**Set problem**
From the listing, collect all lines containing the word "культура".
----
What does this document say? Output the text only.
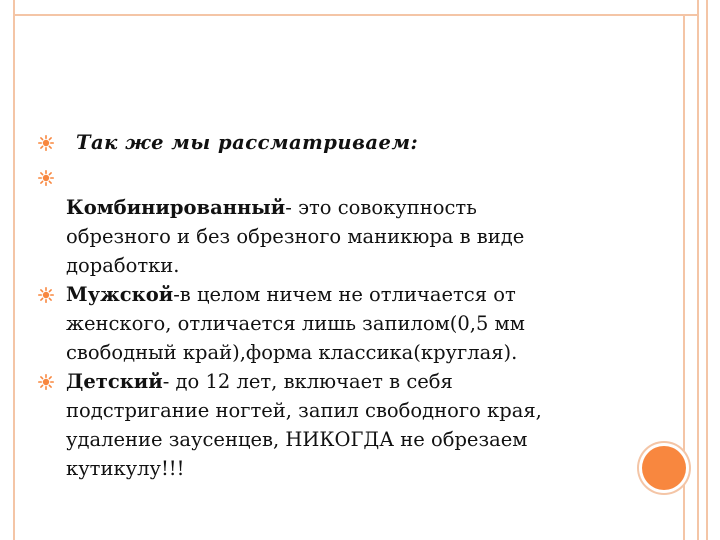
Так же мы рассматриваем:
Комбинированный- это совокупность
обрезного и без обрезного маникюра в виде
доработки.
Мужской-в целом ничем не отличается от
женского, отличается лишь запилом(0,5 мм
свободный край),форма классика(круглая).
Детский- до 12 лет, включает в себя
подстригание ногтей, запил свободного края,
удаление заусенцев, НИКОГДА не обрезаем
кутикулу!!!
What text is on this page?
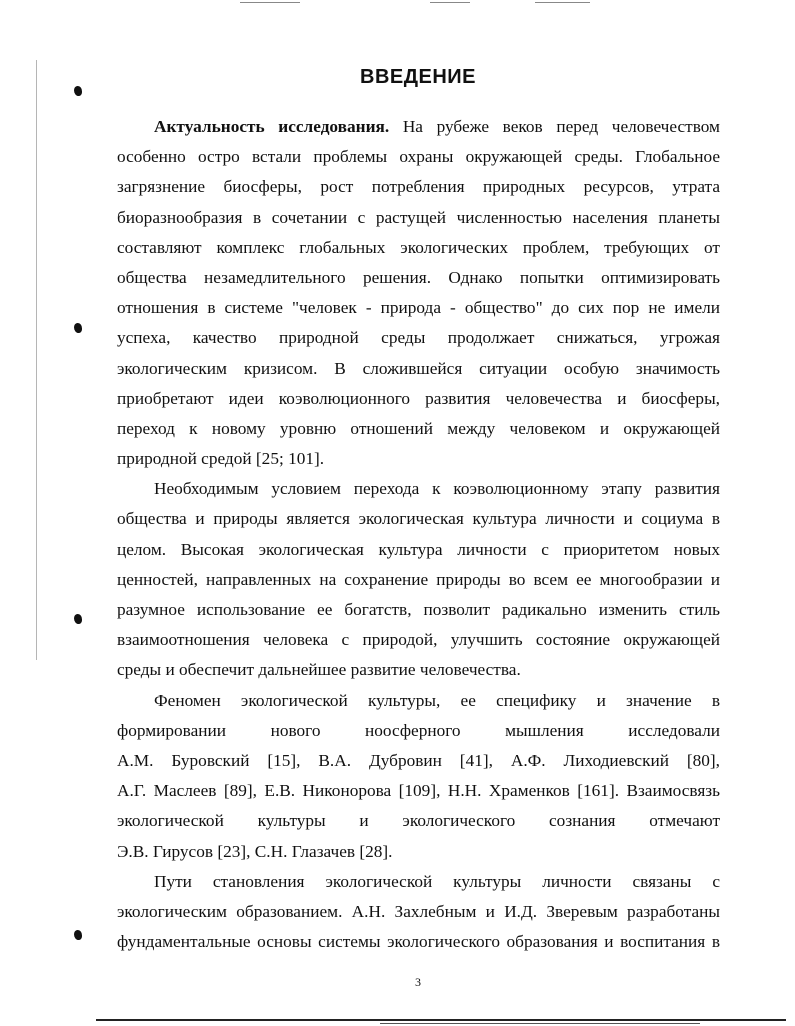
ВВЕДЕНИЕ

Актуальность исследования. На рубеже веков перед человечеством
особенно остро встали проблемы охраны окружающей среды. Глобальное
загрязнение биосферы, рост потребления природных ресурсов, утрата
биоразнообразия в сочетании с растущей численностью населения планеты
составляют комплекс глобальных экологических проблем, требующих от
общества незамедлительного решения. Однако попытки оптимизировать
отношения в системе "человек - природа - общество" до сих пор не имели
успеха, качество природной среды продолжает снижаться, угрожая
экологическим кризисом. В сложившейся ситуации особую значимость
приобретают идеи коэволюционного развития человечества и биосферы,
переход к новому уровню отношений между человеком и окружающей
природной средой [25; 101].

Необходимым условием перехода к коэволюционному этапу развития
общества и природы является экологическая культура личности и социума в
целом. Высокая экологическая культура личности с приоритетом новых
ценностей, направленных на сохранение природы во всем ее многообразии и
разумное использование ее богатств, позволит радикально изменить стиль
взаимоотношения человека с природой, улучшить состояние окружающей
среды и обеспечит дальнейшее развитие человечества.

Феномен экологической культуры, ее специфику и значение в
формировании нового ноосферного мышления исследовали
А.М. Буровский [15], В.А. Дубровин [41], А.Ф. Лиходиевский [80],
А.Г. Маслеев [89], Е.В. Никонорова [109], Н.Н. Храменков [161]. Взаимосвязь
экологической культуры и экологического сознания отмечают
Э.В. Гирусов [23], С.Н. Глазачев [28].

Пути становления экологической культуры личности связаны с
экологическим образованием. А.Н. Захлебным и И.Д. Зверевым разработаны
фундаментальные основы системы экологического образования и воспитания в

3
----
**Written solution**
общества и природы является экологическая культура личности и социума в
целом. Высокая экологическая культура личности с приоритетом новых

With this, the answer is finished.